_What is expected_:
Report the number of lines where the string "brethren" occurs, and write nothing else.

Records
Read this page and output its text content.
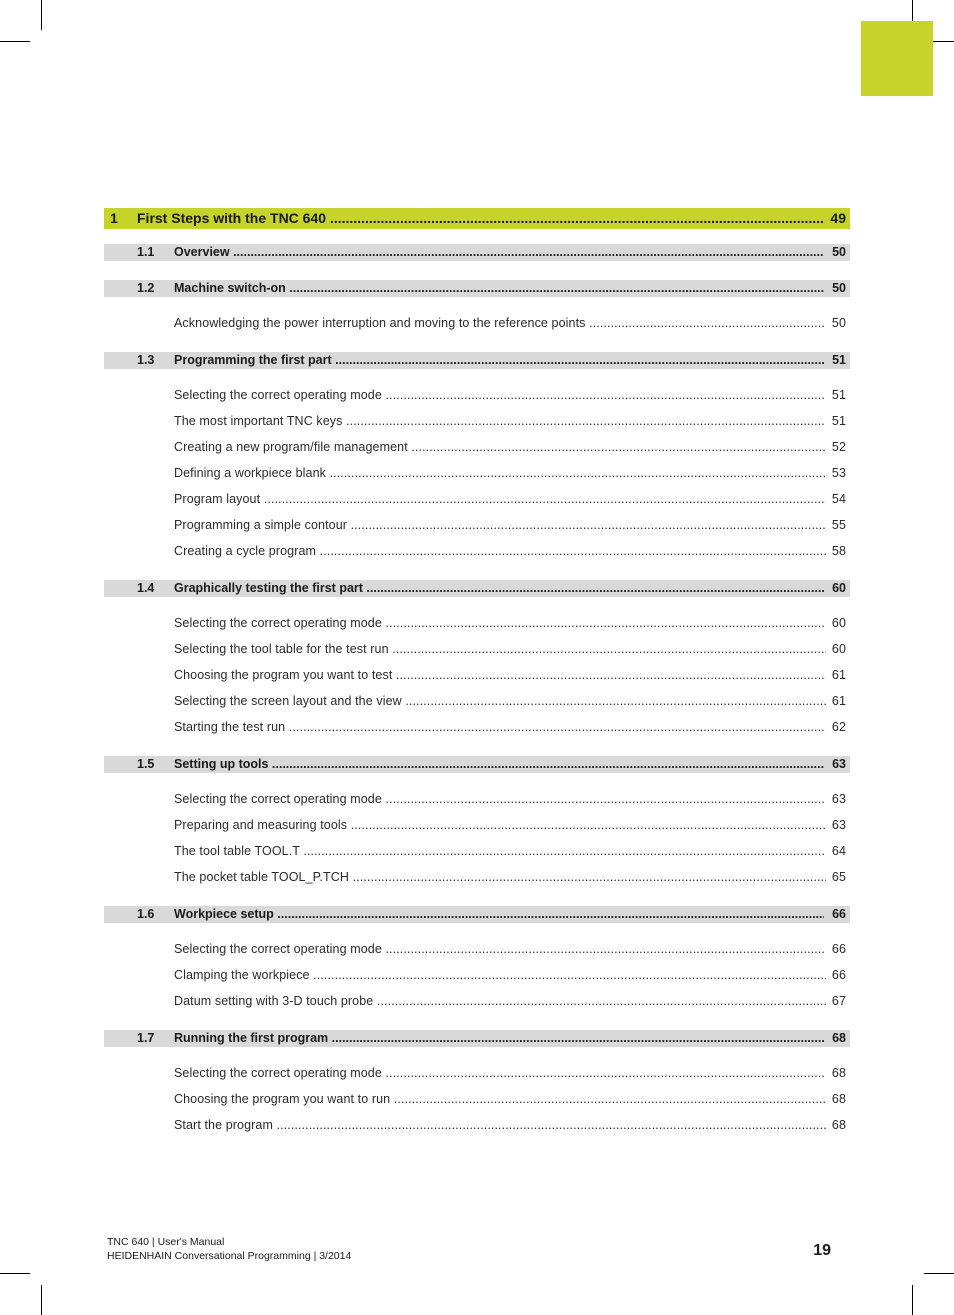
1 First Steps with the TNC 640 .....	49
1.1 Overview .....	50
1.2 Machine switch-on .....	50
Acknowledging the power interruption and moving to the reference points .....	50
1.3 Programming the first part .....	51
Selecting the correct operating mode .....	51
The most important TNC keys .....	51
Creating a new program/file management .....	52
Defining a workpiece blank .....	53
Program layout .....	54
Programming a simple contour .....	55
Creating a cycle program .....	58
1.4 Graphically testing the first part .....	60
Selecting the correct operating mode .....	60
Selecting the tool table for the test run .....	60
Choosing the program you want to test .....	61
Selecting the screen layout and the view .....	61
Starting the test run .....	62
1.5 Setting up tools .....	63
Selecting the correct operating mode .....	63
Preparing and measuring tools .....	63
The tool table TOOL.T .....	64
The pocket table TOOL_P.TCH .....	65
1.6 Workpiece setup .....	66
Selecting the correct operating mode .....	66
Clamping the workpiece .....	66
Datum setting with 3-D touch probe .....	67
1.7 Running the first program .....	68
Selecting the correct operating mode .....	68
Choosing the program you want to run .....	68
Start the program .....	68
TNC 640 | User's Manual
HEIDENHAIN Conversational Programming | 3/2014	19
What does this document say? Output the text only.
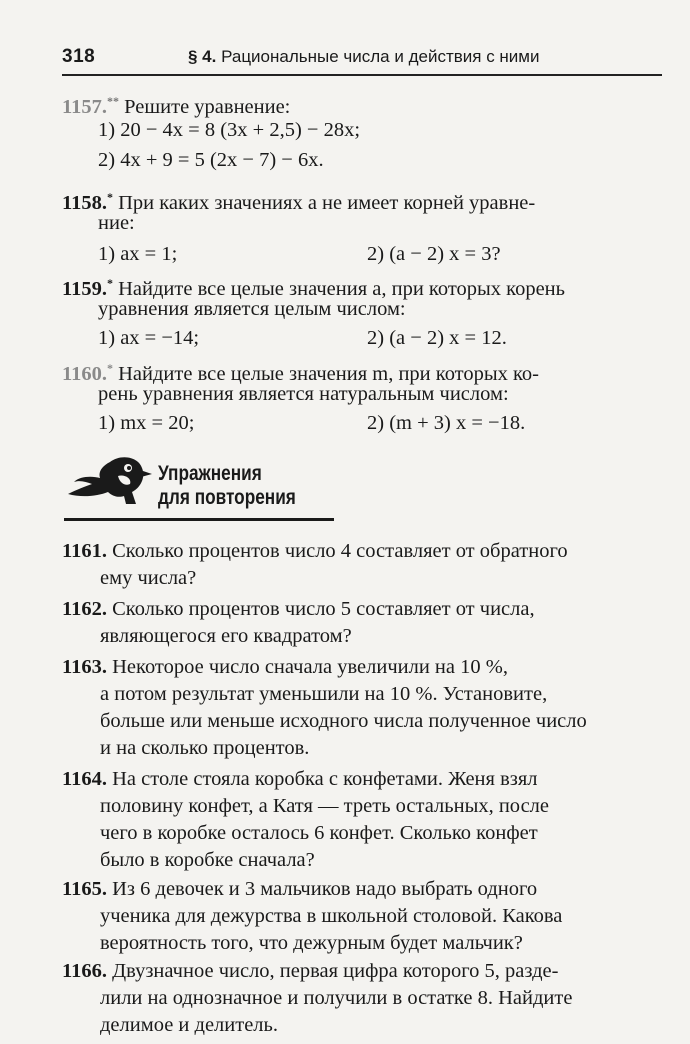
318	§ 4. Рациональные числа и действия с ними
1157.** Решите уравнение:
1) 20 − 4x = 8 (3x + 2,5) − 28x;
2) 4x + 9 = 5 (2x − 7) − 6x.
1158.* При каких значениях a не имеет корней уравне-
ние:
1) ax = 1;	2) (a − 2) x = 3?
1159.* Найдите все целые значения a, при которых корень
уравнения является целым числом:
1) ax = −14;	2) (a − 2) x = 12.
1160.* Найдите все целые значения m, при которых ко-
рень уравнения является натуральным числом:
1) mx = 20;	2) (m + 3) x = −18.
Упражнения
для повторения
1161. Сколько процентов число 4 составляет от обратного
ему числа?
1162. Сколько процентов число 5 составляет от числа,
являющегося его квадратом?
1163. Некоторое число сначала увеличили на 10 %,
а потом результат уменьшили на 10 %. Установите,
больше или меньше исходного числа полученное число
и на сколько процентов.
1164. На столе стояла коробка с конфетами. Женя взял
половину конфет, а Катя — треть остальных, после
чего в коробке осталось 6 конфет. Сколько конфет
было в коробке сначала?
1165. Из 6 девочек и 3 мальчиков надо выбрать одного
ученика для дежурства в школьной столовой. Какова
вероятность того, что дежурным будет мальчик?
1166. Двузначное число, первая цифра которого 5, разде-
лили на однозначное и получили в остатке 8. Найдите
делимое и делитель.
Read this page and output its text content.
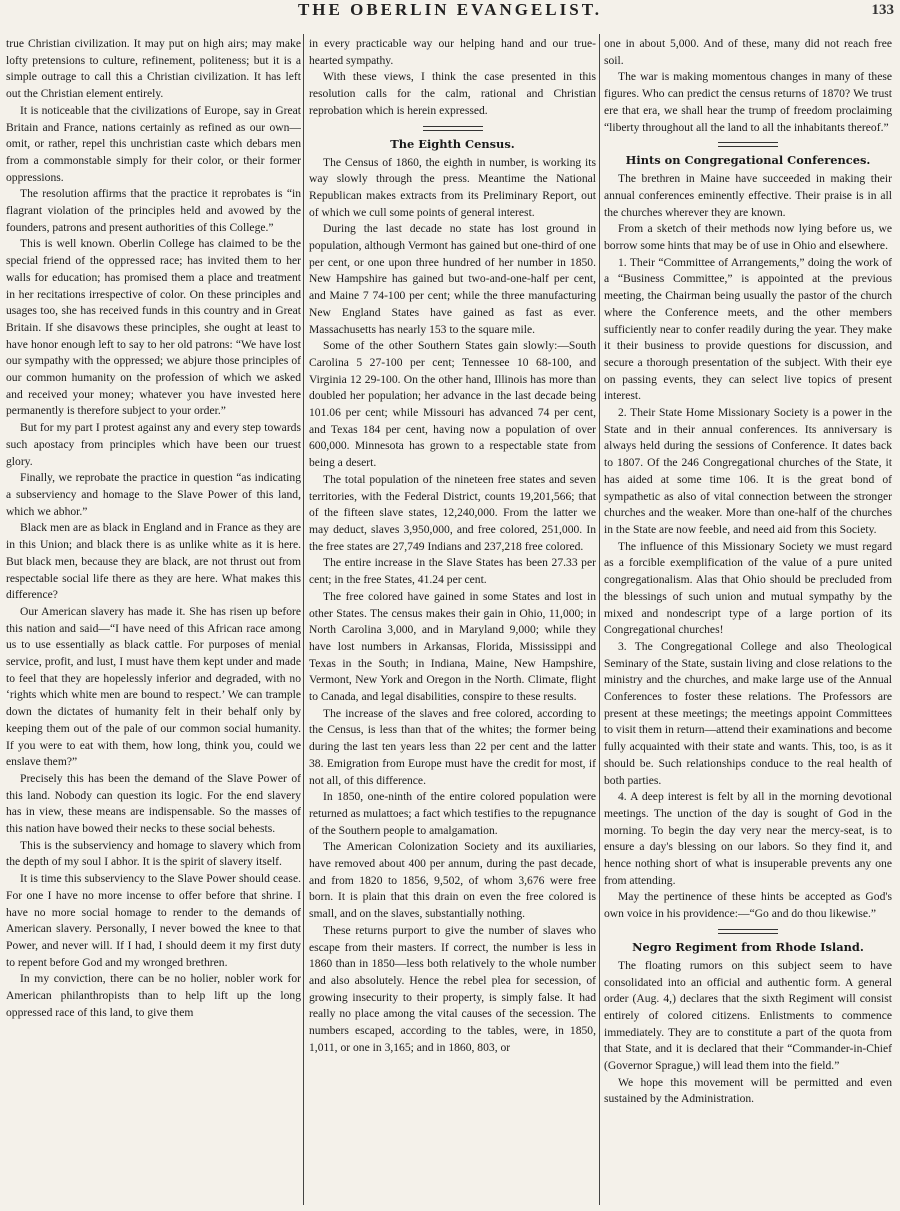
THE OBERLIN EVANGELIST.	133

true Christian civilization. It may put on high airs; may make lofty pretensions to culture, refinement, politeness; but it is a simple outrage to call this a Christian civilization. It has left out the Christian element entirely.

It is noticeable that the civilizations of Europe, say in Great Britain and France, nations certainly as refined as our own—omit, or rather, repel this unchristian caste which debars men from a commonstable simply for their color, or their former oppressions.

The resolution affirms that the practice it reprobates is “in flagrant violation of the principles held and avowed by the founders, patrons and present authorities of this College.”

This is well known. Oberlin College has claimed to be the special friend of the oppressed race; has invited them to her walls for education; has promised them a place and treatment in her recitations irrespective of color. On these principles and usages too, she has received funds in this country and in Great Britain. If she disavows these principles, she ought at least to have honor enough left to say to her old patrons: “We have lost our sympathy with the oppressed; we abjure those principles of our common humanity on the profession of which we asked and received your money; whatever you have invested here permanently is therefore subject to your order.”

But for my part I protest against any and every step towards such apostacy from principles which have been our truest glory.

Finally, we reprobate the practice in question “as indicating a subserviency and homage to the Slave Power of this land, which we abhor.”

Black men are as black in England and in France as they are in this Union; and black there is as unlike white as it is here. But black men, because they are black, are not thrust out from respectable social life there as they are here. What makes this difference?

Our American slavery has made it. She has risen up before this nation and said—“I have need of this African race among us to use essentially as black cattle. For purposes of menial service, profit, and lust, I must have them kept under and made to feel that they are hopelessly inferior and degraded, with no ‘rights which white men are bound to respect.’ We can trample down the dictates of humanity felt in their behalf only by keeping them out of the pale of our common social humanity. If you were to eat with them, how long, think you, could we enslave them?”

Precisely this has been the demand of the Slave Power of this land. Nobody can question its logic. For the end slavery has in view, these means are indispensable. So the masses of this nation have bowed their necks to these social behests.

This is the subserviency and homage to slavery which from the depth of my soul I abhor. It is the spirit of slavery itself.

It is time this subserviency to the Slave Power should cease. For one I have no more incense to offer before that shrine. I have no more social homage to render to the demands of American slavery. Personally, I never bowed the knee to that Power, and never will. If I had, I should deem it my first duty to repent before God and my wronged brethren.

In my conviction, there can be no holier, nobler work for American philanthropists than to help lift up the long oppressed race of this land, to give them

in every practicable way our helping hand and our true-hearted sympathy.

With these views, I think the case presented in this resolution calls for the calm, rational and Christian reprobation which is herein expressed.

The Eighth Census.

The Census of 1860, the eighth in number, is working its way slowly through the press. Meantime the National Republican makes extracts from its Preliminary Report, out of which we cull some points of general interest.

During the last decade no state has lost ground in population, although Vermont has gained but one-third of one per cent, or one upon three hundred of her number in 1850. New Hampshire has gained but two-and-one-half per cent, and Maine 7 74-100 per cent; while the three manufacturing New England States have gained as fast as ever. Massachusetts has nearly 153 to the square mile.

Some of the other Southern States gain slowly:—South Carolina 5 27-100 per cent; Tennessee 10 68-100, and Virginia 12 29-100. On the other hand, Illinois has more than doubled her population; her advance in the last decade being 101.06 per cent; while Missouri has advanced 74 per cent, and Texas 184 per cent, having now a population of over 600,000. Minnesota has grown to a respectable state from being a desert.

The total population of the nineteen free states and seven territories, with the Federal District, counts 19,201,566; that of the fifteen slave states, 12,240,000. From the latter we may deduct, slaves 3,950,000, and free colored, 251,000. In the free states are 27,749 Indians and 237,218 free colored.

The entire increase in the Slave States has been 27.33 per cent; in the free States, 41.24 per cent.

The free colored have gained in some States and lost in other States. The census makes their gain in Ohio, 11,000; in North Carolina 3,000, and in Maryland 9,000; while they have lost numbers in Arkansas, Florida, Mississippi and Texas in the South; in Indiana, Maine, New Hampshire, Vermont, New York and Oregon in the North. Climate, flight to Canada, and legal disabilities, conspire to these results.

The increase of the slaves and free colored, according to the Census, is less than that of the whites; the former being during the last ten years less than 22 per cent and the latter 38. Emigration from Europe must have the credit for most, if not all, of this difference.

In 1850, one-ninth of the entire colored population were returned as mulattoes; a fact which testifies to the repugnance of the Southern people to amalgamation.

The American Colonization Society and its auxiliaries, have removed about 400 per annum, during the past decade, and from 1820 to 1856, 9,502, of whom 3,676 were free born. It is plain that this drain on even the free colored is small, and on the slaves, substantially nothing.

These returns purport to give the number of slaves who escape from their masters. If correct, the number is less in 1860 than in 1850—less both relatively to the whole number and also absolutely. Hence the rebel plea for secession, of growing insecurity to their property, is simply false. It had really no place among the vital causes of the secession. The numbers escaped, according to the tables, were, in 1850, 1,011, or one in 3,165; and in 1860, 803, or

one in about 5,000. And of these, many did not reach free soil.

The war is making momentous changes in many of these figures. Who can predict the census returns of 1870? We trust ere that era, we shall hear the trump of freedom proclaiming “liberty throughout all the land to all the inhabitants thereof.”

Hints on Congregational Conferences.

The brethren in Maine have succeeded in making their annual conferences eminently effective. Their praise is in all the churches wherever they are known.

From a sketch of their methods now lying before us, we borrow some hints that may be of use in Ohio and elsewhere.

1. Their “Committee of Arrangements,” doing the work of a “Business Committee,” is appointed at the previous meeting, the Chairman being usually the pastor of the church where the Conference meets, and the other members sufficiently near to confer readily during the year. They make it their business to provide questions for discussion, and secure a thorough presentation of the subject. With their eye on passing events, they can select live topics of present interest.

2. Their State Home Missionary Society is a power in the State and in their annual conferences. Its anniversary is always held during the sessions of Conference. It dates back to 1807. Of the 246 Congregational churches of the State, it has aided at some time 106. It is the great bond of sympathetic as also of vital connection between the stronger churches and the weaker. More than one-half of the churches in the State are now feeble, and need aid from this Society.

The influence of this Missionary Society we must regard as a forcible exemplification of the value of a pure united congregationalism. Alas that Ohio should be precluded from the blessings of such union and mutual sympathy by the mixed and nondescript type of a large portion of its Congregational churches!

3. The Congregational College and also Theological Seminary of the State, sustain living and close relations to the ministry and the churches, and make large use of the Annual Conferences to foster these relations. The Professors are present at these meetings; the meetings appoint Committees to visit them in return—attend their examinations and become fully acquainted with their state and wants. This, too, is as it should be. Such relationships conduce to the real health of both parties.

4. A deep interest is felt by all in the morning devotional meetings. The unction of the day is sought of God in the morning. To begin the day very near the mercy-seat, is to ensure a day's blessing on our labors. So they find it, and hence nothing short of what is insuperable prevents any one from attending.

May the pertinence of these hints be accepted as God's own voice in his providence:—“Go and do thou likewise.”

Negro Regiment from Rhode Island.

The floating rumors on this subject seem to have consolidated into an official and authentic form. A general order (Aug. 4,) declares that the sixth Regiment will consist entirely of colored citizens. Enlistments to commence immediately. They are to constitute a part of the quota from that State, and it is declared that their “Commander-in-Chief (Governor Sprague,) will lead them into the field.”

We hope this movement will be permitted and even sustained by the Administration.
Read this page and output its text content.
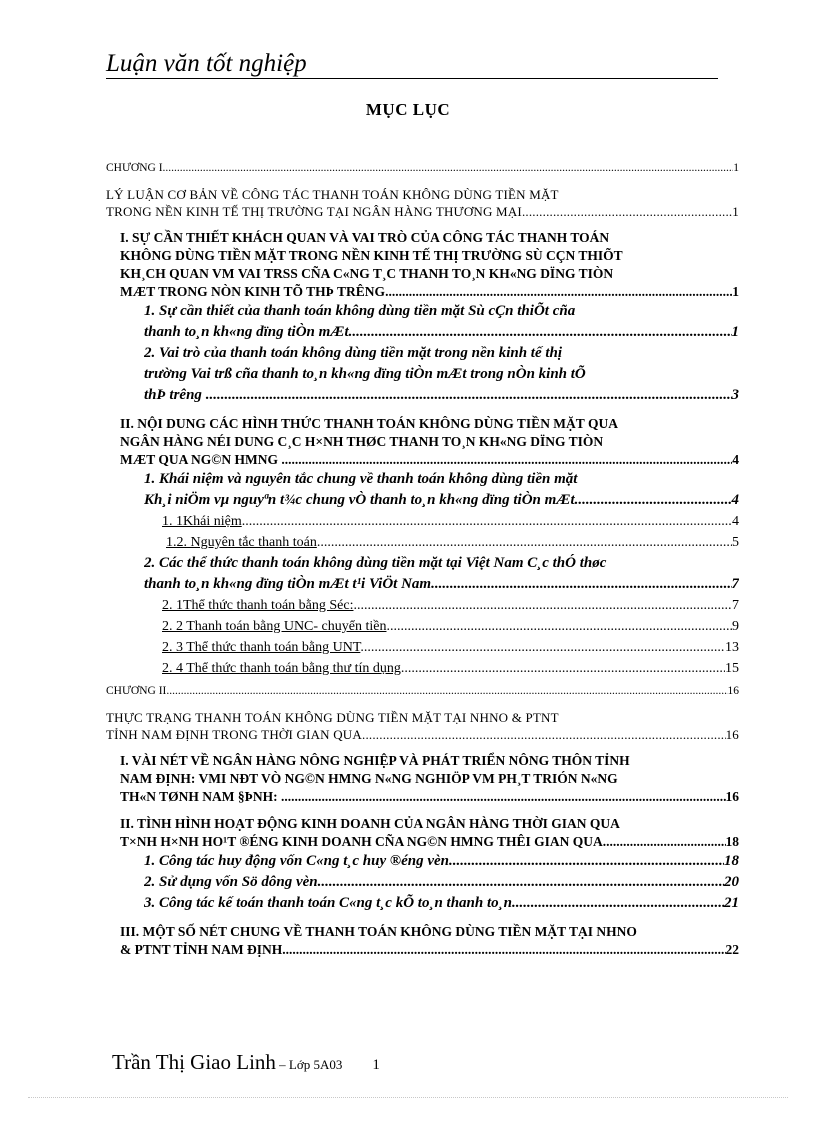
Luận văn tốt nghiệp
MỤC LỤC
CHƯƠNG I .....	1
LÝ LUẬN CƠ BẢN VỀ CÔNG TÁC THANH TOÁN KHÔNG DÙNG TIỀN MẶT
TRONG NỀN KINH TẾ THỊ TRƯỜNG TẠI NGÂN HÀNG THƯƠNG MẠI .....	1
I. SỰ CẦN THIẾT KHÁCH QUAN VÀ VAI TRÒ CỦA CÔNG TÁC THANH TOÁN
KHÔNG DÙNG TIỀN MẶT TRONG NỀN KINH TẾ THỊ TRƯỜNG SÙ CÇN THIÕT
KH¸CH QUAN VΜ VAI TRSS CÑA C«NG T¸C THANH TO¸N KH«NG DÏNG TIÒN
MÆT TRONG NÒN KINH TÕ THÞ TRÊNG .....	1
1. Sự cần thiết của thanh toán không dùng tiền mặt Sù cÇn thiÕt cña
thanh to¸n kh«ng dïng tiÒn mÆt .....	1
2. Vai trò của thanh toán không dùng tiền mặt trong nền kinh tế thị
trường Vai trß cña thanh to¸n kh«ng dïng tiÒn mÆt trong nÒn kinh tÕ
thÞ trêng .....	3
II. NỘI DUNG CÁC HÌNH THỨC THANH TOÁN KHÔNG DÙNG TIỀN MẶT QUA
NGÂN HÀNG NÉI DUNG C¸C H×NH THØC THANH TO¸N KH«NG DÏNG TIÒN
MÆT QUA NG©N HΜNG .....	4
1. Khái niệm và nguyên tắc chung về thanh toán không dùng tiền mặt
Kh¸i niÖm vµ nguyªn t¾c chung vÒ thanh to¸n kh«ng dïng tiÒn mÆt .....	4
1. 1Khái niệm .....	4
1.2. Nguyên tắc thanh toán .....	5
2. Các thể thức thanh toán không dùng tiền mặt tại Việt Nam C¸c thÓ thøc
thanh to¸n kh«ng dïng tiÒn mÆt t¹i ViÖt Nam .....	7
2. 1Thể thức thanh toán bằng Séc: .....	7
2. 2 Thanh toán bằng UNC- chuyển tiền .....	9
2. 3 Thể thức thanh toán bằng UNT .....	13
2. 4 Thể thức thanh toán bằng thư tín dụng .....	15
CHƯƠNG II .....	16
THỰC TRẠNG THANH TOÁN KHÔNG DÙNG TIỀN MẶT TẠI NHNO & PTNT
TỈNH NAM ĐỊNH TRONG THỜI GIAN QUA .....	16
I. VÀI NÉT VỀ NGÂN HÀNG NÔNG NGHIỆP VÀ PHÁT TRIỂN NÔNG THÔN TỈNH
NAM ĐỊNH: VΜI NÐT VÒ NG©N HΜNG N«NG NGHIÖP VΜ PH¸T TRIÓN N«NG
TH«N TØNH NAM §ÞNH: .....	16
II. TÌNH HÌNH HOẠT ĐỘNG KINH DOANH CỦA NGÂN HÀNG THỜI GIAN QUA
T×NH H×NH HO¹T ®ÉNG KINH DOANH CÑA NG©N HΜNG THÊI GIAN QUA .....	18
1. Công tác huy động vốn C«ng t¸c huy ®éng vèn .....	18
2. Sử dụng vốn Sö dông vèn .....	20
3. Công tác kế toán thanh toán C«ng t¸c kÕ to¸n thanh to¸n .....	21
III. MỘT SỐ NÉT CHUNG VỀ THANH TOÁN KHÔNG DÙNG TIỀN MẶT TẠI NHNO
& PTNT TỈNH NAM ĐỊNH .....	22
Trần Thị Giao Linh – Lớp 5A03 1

_The completed task_:
2